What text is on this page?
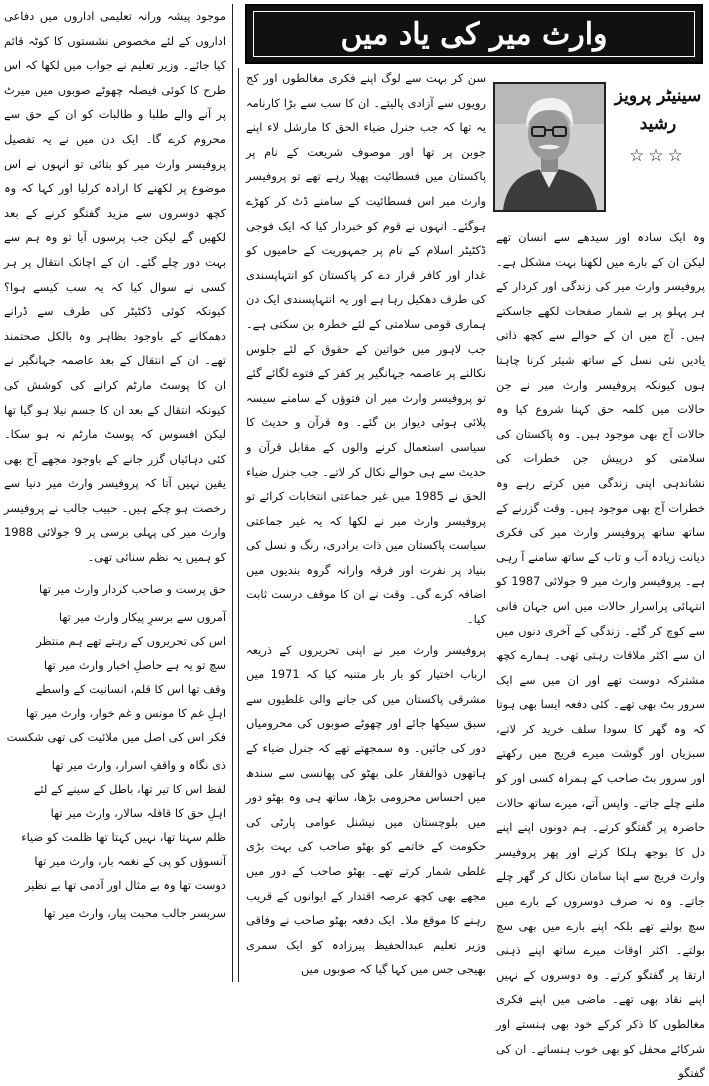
وارث میر کی یاد میں
سینیٹر پرویز رشید
☆☆☆

وہ ایک سادہ اور سیدھے سے انسان تھے لیکن ان کے بارے میں لکھنا بہت مشکل ہے۔ پروفیسر وارث میر کی زندگی اور کردار کے ہر پہلو پر بے شمار صفحات لکھے جاسکتے ہیں۔ آج میں ان کے حوالے سے کچھ ذاتی یادیں نئی نسل کے ساتھ شیئر کرنا چاہتا ہوں کیونکہ پروفیسر وارث میر نے جن حالات میں کلمہ حق کہنا شروع کیا وہ حالات آج بھی موجود ہیں۔ وہ پاکستان کی سلامتی کو درپیش جن خطرات کی نشاندہی اپنی زندگی میں کرتے رہے وہ خطرات آج بھی موجود ہیں۔ وقت گزرنے کے ساتھ ساتھ پروفیسر وارث میر کی فکری دیانت زیادہ آب و تاب کے ساتھ سامنے آ رہی ہے۔ پروفیسر وارث میر 9 جولائی 1987 کو انتہائی پراسرار حالات میں اس جہان فانی سے کوچ کر گئے۔ زندگی کے آخری دنوں میں ان سے اکثر ملاقات رہتی تھی۔ ہمارے کچھ مشترکہ دوست تھے اور ان میں سے ایک سرور بٹ بھی تھے۔ کئی دفعہ ایسا بھی ہوتا کہ وہ گھر کا سودا سلف خرید کر لاتے، سبزیاں اور گوشت میرے فریج میں رکھتے اور سرور بٹ صاحب کے ہمراہ کسی اور کو ملنے چلے جاتے۔ واپس آتے، میرے ساتھ حالات حاضرہ پر گفتگو کرتے۔ ہم دونوں اپنے اپنے دل کا بوجھ ہلکا کرتے اور پھر پروفیسر وارث فریج سے اپنا سامان نکال کر گھر چلے جاتے۔ وہ نہ صرف دوسروں کے بارے میں سچ بولتے تھے بلکہ اپنے بارے میں بھی سچ بولتے۔ اکثر اوقات میرے ساتھ اپنے ذہنی ارتقا پر گفتگو کرتے۔ وہ دوسروں کے نہیں اپنے نقاد بھی تھے۔ ماضی میں اپنے فکری مغالطوں کا ذکر کرکے خود بھی ہنستے اور شرکائے محفل کو بھی خوب ہنساتے۔ ان کی گفتگو

سن کر بہت سے لوگ اپنے فکری مغالطوں اور کج رویوں سے آزادی پالیتے۔ ان کا سب سے بڑا کارنامہ یہ تھا کہ جب جنرل ضیاء الحق کا مارشل لاء اپنے جوبن پر تھا اور موصوف شریعت کے نام پر پاکستان میں فسطائیت پھیلا رہے تھے تو پروفیسر وارث میر اس فسطائیت کے سامنے ڈٹ کر کھڑے ہوگئے۔ انہوں نے قوم کو خبردار کیا کہ ایک فوجی ڈکٹیٹر اسلام کے نام پر جمہوریت کے حامیوں کو غدار اور کافر قرار دے کر پاکستان کو انتہاپسندی کی طرف دھکیل رہا ہے اور یہ انتہاپسندی ایک دن ہماری قومی سلامتی کے لئے خطرہ بن سکتی ہے۔ جب لاہور میں خواتین کے حقوق کے لئے جلوس نکالنے پر عاصمہ جہانگیر پر کفر کے فتوے لگائے گئے تو پروفیسر وارث میر ان فتوؤں کے سامنے سیسہ پلائی ہوئی دیوار بن گئے۔ وہ قرآن و حدیث کا سیاسی استعمال کرنے والوں کے مقابل قرآن و حدیث سے ہی حوالے نکال کر لاتے۔ جب جنرل ضیاء الحق نے 1985 میں غیر جماعتی انتخابات کرائے تو پروفیسر وارث میر نے لکھا کہ یہ غیر جماعتی سیاست پاکستان میں ذات برادری، رنگ و نسل کی بنیاد پر نفرت اور فرقہ وارانہ گروہ بندیوں میں اضافہ کرے گی۔ وقت نے ان کا موقف درست ثابت کیا۔

پروفیسر وارث میر نے اپنی تحریروں کے ذریعہ ارباب اختیار کو بار بار متنبہ کیا کہ 1971 میں مشرقی پاکستان میں کی جانے والی غلطیوں سے سبق سیکھا جائے اور چھوٹے صوبوں کی محرومیاں دور کی جائیں۔ وہ سمجھتے تھے کہ جنرل ضیاء کے ہاتھوں ذوالفقار علی بھٹو کی پھانسی سے سندھ میں احساس محرومی بڑھا، ساتھ ہی وہ بھٹو دور میں بلوچستان میں نیشنل عوامی پارٹی کی حکومت کے خاتمے کو بھٹو صاحب کی بہت بڑی غلطی شمار کرتے تھے۔ بھٹو صاحب کے دور میں مجھے بھی کچھ عرصہ اقتدار کے ایوانوں کے قریب رہنے کا موقع ملا۔ ایک دفعہ بھٹو صاحب نے وفاقی وزیر تعلیم عبدالحفیظ پیرزادہ کو ایک سمری بھیجی جس میں کہا گیا کہ صوبوں میں

موجود پیشہ ورانہ تعلیمی اداروں میں دفاعی اداروں کے لئے مخصوص نشستوں کا کوٹہ قائم کیا جائے۔ وزیر تعلیم نے جواب میں لکھا کہ اس طرح کا کوئی فیصلہ چھوٹے صوبوں میں میرٹ پر آنے والے طلبا و طالبات کو ان کے حق سے محروم کرے گا۔ ایک دن میں نے یہ تفصیل پروفیسر وارث میر کو بتائی تو انہوں نے اس موضوع پر لکھنے کا ارادہ کرلیا اور کہا کہ وہ کچھ دوسروں سے مزید گفتگو کرنے کے بعد لکھیں گے لیکن جب پرسوں آیا تو وہ ہم سے بہت دور چلے گئے۔ ان کے اچانک انتقال پر ہر کسی نے سوال کیا کہ یہ سب کیسے ہوا؟ کیونکہ کوئی ڈکٹیٹر کی طرف سے ڈرانے دھمکانے کے باوجود بظاہر وہ بالکل صحتمند تھے۔ ان کے انتقال کے بعد عاصمہ جہانگیر نے ان کا پوسٹ مارٹم کرانے کی کوشش کی کیونکہ انتقال کے بعد ان کا جسم نیلا ہو گیا تھا لیکن افسوس کہ پوسٹ مارٹم نہ ہو سکا۔ کئی دہائیاں گزر جانے کے باوجود مجھے آج بھی یقین نہیں آتا کہ پروفیسر وارث میر دنیا سے رخصت ہو چکے ہیں۔ حبیب جالب نے پروفیسر وارث میر کی پہلی برسی پر 9 جولائی 1988 کو ہمیں یہ نظم سنائی تھی۔

حق پرست و صاحب کردار وارث میر تھا
آمروں سے برسرِ پیکار وارث میر تھا
اس کی تحریروں کے رہتے تھے ہم منتظر
سچ تو یہ ہے حاصلِ اخبار وارث میر تھا
وقف تھا اس کا قلم، انسانیت کے واسطے
اہلِ غم کا مونس و غم خوار، وارث میر تھا
فکر اس کی اصل میں ملائیت کی تھی شکست
ذی نگاہ و واقفِ اسرار، وارث میر تھا
لفظ اس کا تیر تھا، باطل کے سینے کے لئے
اہلِ حق کا قافلہ سالار، وارث میر تھا
ظلم سہتا تھا، نہیں کہتا تھا ظلمت کو ضیاء
آنسوؤں کو پی کے نغمہ بار، وارث میر تھا
دوست تھا وہ بے مثال اور آدمی تھا بے نظیر
سربسر جالب محبت پیار، وارث میر تھا
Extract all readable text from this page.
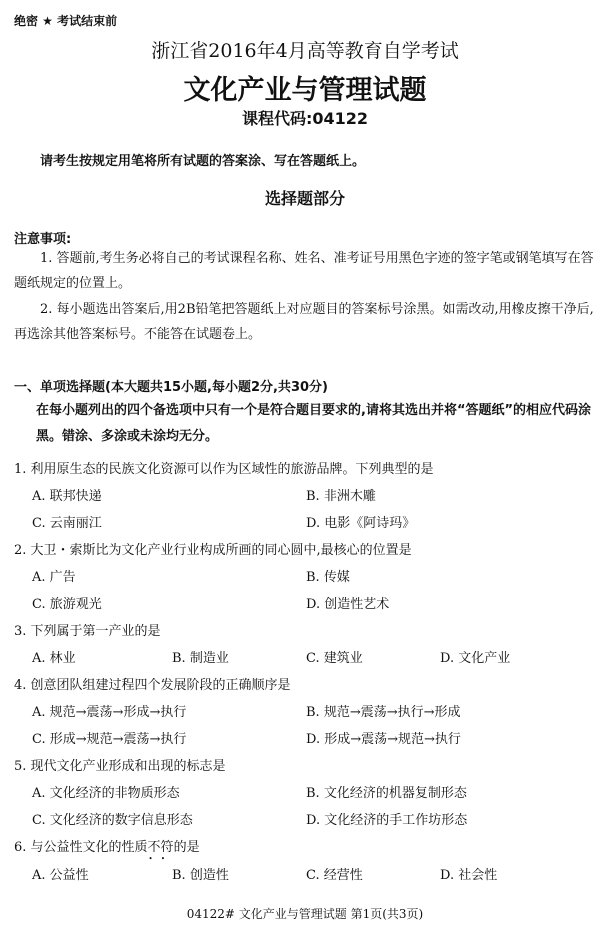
绝密 ★ 考试结束前
浙江省2016年4月高等教育自学考试
文化产业与管理试题
课程代码:04122
请考生按规定用笔将所有试题的答案涂、写在答题纸上。
选择题部分
注意事项:
1. 答题前,考生务必将自己的考试课程名称、姓名、准考证号用黑色字迹的签字笔或钢笔填写在答题纸规定的位置上。
2. 每小题选出答案后,用2B铅笔把答题纸上对应题目的答案标号涂黑。如需改动,用橡皮擦干净后,再选涂其他答案标号。不能答在试题卷上。
一、单项选择题(本大题共15小题,每小题2分,共30分)
在每小题列出的四个备选项中只有一个是符合题目要求的,请将其选出并将“答题纸”的相应代码涂黑。错涂、多涂或未涂均无分。
1. 利用原生态的民族文化资源可以作为区域性的旅游品牌。下列典型的是
A. 联邦快递	B. 非洲木雕
C. 云南丽江	D. 电影《阿诗玛》
2. 大卫・索斯比为文化产业行业构成所画的同心圆中,最核心的位置是
A. 广告	B. 传媒
C. 旅游观光	D. 创造性艺术
3. 下列属于第一产业的是
A. 林业	B. 制造业	C. 建筑业	D. 文化产业
4. 创意团队组建过程四个发展阶段的正确顺序是
A. 规范→震荡→形成→执行	B. 规范→震荡→执行→形成
C. 形成→规范→震荡→执行	D. 形成→震荡→规范→执行
5. 现代文化产业形成和出现的标志是
A. 文化经济的非物质形态	B. 文化经济的机器复制形态
C. 文化经济的数字信息形态	D. 文化经济的手工作坊形态
6. 与公益性文化的性质不符 • •的是
A. 公益性	B. 创造性	C. 经营性	D. 社会性
04122# 文化产业与管理试题 第1页(共3页)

_STATED PROBLEM_. Reproduce verbatim every line starting at the line that holds "Extract all readable text from this page." and ending with the final line of the data; omit the pictures.

_FULL SOLUTION_.
Extract all readable text from this page.
绝密 ★ 考试结束前
浙江省2016年4月高等教育自学考试
文化产业与管理试题
课程代码:04122
请考生按规定用笔将所有试题的答案涂、写在答题纸上。
选择题部分
注意事项:
1. 答题前,考生务必将自己的考试课程名称、姓名、准考证号用黑色字迹的签字笔或钢笔填写在答题纸规定的位置上。
2. 每小题选出答案后,用2B铅笔把答题纸上对应题目的答案标号涂黑。如需改动,用橡皮擦干净后,再选涂其他答案标号。不能答在试题卷上。
一、单项选择题(本大题共15小题,每小题2分,共30分)
在每小题列出的四个备选项中只有一个是符合题目要求的,请将其选出并将“答题纸”的相应代码涂黑。错涂、多涂或未涂均无分。
1. 利用原生态的民族文化资源可以作为区域性的旅游品牌。下列典型的是
A. 联邦快递	B. 非洲木雕
C. 云南丽江	D. 电影《阿诗玛》
2. 大卫・索斯比为文化产业行业构成所画的同心圆中,最核心的位置是
A. 广告	B. 传媒
C. 旅游观光	D. 创造性艺术
3. 下列属于第一产业的是
A. 林业	B. 制造业	C. 建筑业	D. 文化产业
4. 创意团队组建过程四个发展阶段的正确顺序是
A. 规范→震荡→形成→执行	B. 规范→震荡→执行→形成
C. 形成→规范→震荡→执行	D. 形成→震荡→规范→执行
5. 现代文化产业形成和出现的标志是
A. 文化经济的非物质形态	B. 文化经济的机器复制形态
C. 文化经济的数字信息形态	D. 文化经济的手工作坊形态
6. 与公益性文化的性质不符 • •的是
A. 公益性	B. 创造性	C. 经营性	D. 社会性
04122# 文化产业与管理试题 第1页(共3页)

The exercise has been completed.